● **Directive**
Return the rows from the line containing "checkmark-icon <box>252 39 274 61</box>" through the line containing "registration-expires-cell <box>163 538", both included, reproduced character for character.

● **Source data**
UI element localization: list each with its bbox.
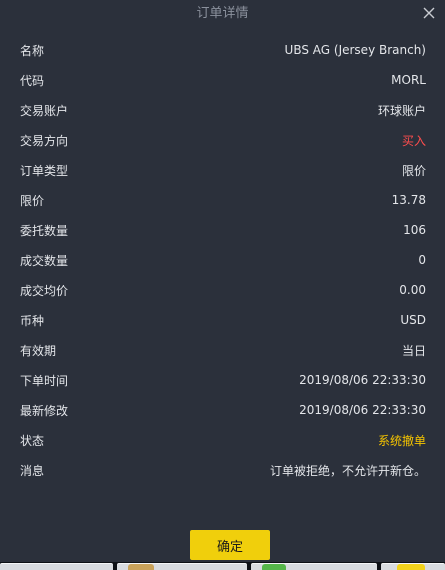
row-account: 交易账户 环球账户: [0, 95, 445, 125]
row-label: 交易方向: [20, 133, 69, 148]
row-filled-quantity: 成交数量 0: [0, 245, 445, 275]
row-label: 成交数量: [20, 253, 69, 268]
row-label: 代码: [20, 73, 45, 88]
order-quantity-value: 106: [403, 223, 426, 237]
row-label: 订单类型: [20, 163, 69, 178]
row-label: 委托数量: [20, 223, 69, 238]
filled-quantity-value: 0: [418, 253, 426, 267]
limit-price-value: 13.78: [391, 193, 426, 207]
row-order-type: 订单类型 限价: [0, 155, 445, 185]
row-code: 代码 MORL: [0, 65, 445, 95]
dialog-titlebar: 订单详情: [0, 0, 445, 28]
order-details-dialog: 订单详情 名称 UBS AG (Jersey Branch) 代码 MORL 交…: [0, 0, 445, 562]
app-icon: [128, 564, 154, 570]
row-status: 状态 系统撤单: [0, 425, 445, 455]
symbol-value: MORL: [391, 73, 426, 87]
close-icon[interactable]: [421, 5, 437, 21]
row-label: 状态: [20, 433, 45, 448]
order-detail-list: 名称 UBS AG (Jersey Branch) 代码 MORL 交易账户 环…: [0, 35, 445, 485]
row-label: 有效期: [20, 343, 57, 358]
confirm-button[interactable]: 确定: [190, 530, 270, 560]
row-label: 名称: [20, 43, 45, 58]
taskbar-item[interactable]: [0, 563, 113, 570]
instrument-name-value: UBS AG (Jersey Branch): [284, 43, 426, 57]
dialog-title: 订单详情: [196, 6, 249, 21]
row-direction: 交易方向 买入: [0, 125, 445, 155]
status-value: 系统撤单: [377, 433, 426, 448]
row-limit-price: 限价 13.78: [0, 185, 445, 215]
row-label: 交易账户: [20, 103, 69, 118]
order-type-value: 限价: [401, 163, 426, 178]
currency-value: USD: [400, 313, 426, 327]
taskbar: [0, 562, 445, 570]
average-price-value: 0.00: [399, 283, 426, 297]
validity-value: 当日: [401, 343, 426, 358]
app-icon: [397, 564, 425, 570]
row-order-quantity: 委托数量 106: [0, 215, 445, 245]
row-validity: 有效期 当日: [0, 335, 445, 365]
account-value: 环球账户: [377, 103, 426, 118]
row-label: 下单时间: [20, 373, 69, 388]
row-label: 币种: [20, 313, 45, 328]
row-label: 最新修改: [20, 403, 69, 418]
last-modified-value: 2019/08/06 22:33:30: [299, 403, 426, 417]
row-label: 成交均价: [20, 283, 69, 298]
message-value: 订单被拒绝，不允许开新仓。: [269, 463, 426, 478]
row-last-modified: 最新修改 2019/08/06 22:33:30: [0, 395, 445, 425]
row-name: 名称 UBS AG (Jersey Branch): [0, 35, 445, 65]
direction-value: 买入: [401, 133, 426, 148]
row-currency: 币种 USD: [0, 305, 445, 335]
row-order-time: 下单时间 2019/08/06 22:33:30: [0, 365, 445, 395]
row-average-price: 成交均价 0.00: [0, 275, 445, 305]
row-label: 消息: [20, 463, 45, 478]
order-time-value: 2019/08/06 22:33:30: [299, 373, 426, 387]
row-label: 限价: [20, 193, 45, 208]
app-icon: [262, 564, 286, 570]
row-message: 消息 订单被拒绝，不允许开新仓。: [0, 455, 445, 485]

--

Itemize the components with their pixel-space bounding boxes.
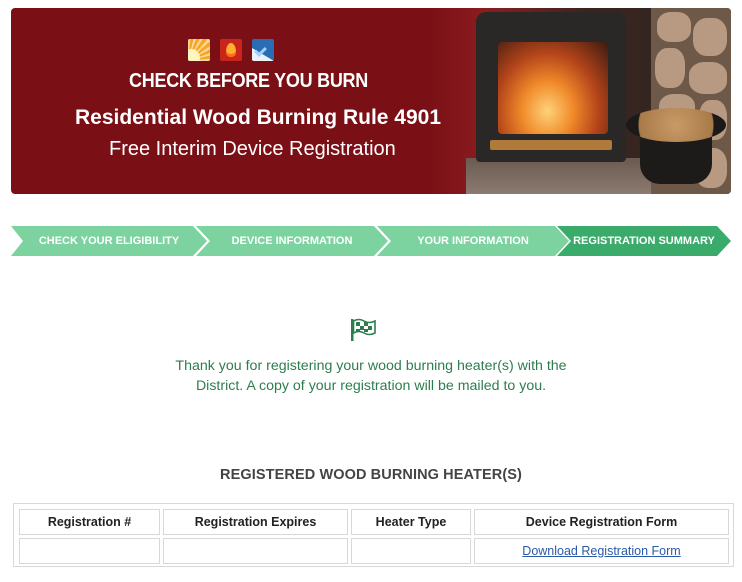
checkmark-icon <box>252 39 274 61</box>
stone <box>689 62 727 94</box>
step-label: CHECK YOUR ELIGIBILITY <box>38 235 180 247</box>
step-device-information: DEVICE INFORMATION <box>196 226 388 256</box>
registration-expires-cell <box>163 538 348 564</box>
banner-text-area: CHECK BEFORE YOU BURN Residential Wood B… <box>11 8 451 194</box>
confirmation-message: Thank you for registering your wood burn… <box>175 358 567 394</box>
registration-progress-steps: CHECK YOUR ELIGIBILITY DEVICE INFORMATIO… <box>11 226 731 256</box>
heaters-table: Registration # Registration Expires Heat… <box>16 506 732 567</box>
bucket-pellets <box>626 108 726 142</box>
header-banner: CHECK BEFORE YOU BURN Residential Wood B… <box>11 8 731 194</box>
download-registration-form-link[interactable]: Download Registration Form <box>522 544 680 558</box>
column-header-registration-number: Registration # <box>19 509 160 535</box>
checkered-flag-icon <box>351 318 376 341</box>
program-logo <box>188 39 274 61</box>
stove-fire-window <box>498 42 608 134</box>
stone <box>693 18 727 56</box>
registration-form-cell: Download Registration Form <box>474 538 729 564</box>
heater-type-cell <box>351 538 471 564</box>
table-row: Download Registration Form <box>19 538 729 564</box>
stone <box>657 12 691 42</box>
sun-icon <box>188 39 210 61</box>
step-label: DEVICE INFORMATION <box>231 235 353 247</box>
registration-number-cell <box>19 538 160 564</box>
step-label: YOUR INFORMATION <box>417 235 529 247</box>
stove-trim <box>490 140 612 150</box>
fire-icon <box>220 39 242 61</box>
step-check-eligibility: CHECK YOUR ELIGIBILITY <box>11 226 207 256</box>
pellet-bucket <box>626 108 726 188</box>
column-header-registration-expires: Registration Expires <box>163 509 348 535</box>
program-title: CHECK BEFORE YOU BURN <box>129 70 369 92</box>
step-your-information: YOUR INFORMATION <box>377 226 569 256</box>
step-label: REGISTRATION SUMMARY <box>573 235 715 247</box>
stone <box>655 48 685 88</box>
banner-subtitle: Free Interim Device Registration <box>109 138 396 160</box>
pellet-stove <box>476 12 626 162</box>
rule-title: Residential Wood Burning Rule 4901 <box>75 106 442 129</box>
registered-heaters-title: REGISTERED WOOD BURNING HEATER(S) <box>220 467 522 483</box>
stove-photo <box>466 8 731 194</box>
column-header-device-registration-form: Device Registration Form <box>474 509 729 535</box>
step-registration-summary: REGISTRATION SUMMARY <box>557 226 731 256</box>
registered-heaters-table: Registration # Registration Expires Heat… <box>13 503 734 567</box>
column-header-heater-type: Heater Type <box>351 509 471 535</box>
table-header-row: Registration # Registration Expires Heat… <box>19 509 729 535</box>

● **Task response**
checkmark-icon <box>252 39 274 61</box>
stone <box>689 62 727 94</box>
step-label: CHECK YOUR ELIGIBILITY <box>38 235 180 247</box>
step-device-information: DEVICE INFORMATION <box>196 226 388 256</box>
registration-expires-cell <box>163 538 348 564</box>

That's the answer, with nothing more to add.